EXTRACT TO READ>
———

"If angry, count to ten. This will give you time to find a weapon." - Will Spencer


  • Matt_ADMIN_Matt_ADMIN_ Administrator
    There are ancient cities in Pakistan that not only apparently remain radioactive to this day, but have pits of glass, the kind of which would be found in times of intense heat
    "...Say, 'GOD is sufficient for me.' In Him the trusters shall trust." (Quran 39:38)
  • Lynsey_ADMIN_Lynsey_ADMIN_ Administrator
    edited April 2017
    is there also not evidence of this kind of thing happening in Siberia?.. long before nuclear Bombs were invented
    "Before you embark on a Journey of Revenge, Dig Two Graves" Confucius (504 bc)
    “The darkest places in hell are reserved for those who maintain their neutrality in times of moral crisis.”
    "If angry, count to ten. This will give you time to find a weapon." - Will Spencer
  • GrumpyGuyGrumpyGuy Member
    edited April 2017
    The Pakistan city (Mohenjo Daro?) is interesting, but I think the arguments against the nuclear theory are worth considering in that case.

    Rational Wiki, in spite of their open disdain, has some points that I feel are worth thinking about:

    1.  Beyond the bodies themselves pseudohistorians make a series of claims about radioactivity levels in the area. These claims range from a radioactive dust covering the whole city, to the bodies themselves being "among the most radioactive ever found, on par with those at Hiroshima and Nagasaki."[5] The problem with these claims is that they are so vaguely sourced it's impossible to find the original claims to verify it. Other radioactivity based claims are easier to refute.

    For example, those making them might require some education on the concept of radioactive half-life and its operation over a timespan of 3,500 years. That's over 115 half-lives for Strontium-90 and Cesium-137, the main sources of radioactivity in fallout. 115 half-lives results in a dilution of 4.1538x10^34 to one — beyond homeopathic dilutions. And that's even before dilution by wind scattering.

    If fallout radiation is caused mainly by things that can't remain radioactive for nearly that long, then either the half-lives of radioactive sources are actually not known, the source was something other than a nuclear explosion as we understand them, or it was made up as part of a hoax or some other deception.

    2. One common claim is that the sand around the city had vitrified similar to the trinity site in New Mexico. However, what was actually found was the dumping ground for broken pots that were often made by vitrifying sand in a kiln.

    So it seems the glass was just normal glass from craft works.  Glassmaking was certainly known a long time ago.  It's traced back to around 3000BC or thereabouts, so it can't be impossible.

    3.  One difficulty with the nuclear blast claim at Mohenjo-daro is immediately apparent when photographs of the dig site are examined. The buildings were made with kiln fired mud bricks. Some of the walls are still 15 feet high. How an unreinforced mud brick wall withstands a nuclear blast never seems to be addressed.

    I find that to be a pretty good point.  Could ancient mud brick walls withstand the shockwave of a nuclear bomb?  Pictures of Hiroshima after its bombing show some structures that might be brick more or less intact, but those are structures that were built with materials and construction methods of the 19th and 20th centuries. 

    For example, modern cement was around and in use at that time whereas it was not prior to the 18th century.  The Romans and Minoans had lime-based adhesives for construction that served a similar role, if not as effectively.  That said, neither the Romans nor the Minoans were in Pakistan in 1500BC.  Mudbricks are also very simple construction materials anyone can make after brief instruction, whereas modern bricks like the "extruded brick" of the Industrial era require machinery to produce, use more complex materials and are more resilient.

    Even those bricks would probably be questionable in the face of a nuke, especially at close range.  Looking at photos of European cities in ruins after conventional bombing in WWII shows that brick isn't exactly bomb-proof.  A tank could drive through a modern brick wall, and does a tank produce less force than a nuclear shockwave?

    I wonder what the truth of Mohenjo Daro is.  Hoax?  Misunderstanding?  Mysterious event beyond our current knowledge?

———

Document layout analysis data:
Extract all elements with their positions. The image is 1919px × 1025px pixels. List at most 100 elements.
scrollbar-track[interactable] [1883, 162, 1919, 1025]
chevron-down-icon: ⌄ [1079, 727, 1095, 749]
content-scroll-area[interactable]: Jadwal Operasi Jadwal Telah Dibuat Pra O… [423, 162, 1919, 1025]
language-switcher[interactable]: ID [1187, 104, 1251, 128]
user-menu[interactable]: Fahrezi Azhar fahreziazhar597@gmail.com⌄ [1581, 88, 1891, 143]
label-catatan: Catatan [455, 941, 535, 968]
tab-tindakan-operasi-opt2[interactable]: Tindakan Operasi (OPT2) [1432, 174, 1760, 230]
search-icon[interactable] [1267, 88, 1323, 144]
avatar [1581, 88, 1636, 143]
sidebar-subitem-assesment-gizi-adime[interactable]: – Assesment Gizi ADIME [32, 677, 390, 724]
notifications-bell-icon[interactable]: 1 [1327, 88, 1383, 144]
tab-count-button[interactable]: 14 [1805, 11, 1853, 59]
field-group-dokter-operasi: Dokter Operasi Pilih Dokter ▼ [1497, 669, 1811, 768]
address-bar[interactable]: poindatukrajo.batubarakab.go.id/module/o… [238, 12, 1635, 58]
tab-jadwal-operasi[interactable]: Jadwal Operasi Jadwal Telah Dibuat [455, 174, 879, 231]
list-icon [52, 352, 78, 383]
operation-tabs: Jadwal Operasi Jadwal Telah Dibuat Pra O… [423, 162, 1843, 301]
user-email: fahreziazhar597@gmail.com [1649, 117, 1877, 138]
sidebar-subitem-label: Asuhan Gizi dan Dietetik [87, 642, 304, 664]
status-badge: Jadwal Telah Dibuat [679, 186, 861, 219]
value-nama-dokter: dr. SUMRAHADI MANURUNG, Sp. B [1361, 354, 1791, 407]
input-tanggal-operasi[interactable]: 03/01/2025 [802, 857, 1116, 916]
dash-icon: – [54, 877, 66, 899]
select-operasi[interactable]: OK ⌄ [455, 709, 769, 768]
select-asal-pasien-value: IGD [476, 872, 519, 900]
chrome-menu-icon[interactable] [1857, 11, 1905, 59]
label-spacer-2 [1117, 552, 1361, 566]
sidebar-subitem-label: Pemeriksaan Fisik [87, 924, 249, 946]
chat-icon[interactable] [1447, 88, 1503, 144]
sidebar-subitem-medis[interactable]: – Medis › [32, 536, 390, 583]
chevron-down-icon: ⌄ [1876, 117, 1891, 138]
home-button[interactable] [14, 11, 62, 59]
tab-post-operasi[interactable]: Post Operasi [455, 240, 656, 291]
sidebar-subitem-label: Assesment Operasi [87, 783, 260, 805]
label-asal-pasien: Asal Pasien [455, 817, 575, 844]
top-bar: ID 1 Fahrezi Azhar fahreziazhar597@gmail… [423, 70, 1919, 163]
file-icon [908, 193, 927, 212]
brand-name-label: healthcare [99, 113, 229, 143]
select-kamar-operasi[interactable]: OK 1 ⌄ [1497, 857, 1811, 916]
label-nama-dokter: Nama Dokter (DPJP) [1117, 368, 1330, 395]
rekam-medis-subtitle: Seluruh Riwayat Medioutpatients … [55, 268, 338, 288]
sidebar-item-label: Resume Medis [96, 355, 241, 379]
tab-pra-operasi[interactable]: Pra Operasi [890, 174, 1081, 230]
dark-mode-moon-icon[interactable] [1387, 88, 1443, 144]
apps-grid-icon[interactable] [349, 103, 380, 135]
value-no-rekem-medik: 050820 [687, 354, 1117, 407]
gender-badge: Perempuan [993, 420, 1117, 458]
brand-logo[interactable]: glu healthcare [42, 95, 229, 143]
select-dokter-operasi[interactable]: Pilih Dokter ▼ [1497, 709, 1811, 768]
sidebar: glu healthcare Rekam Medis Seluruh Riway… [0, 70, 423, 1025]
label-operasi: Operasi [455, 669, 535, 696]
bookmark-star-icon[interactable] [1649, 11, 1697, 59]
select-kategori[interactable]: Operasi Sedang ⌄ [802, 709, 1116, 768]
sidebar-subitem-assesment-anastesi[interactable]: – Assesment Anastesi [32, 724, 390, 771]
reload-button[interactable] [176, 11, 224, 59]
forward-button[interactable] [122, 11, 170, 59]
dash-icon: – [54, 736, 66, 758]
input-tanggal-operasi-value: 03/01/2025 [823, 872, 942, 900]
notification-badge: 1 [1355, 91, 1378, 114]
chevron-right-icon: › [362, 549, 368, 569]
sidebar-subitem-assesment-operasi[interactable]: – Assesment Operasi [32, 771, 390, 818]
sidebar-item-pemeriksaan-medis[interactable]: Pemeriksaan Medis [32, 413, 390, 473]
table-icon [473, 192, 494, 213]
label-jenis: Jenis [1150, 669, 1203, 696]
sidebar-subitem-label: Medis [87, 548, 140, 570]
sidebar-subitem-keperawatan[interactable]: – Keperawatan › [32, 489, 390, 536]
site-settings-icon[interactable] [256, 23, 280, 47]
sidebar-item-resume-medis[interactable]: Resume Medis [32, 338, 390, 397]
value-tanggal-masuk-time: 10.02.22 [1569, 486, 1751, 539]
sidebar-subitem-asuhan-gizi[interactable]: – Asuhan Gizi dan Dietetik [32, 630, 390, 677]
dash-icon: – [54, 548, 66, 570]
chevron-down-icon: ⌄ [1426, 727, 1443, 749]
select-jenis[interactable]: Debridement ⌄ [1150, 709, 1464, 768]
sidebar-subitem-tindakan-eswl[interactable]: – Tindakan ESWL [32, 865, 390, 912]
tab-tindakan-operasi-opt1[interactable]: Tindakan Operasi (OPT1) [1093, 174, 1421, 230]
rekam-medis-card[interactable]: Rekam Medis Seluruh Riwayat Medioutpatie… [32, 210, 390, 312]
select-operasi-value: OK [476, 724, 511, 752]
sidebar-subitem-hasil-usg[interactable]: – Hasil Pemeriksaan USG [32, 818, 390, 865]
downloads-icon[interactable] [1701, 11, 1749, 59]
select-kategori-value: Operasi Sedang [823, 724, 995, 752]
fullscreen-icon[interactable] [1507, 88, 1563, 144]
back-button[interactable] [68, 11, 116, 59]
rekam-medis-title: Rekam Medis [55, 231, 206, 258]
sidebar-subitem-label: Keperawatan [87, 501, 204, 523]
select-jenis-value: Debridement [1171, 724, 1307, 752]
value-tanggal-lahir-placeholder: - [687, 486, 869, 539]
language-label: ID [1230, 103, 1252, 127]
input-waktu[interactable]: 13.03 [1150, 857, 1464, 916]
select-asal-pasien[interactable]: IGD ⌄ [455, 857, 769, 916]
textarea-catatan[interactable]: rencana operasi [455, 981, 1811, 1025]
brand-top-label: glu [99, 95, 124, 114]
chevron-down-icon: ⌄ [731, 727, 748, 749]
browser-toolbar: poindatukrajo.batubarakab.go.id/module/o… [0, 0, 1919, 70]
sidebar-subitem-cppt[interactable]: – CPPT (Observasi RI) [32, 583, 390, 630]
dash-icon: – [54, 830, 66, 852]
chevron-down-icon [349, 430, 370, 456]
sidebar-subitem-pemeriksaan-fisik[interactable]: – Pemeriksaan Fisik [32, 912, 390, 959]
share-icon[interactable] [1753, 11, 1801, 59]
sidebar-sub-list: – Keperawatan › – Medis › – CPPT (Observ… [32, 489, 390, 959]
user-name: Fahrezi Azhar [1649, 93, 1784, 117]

———

WHAT THIS EXERCISE ASKS>
A - For each statement about the forum discussion, answer yes or no and quote the words that decide it: (i) the buildings at Mohenjo-daro were made with kiln fired mud bricks; (ii) glassmaking is traced back to around 1500BC; (iii) the Romans and Minoans were in Pakistan in 1500BC.
B - Rewrite the forum discussion from "3.  One difficulty" to "and 20th centuries.", substituting "volcanic eruption" for "nuclear blast".
C - According to the forum discussion, how many half-lives of Strontium-90 and Cesium-137 pass over a timespan of 3,500 years?
The data have no connection to the forum discussion.

ANSWERS IN ORDER>
A -
(i) Yes: "The buildings were made with kiln fired mud bricks."
(ii) No: "It's traced back to around 3000BC or thereabouts"
(iii) No: "neither the Romans nor the Minoans were in Pakistan in 1500BC."

B -
3.  One difficulty with the volcanic eruption claim at Mohenjo-daro is immediately apparent when photographs of the dig site are examined. The buildings were made with kiln fired mud bricks. Some of the walls are still 15 feet high. How an unreinforced mud brick wall withstands a volcanic eruption never seems to be addressed.

    I find that to be a pretty good point.  Could ancient mud brick walls withstand the shockwave of a nuclear bomb?  Pictures of Hiroshima after its bombing show some structures that might be brick more or less intact, but those are structures that were built with materials and construction methods of the 19th and 20th centuries.

C - Over 115 half-lives.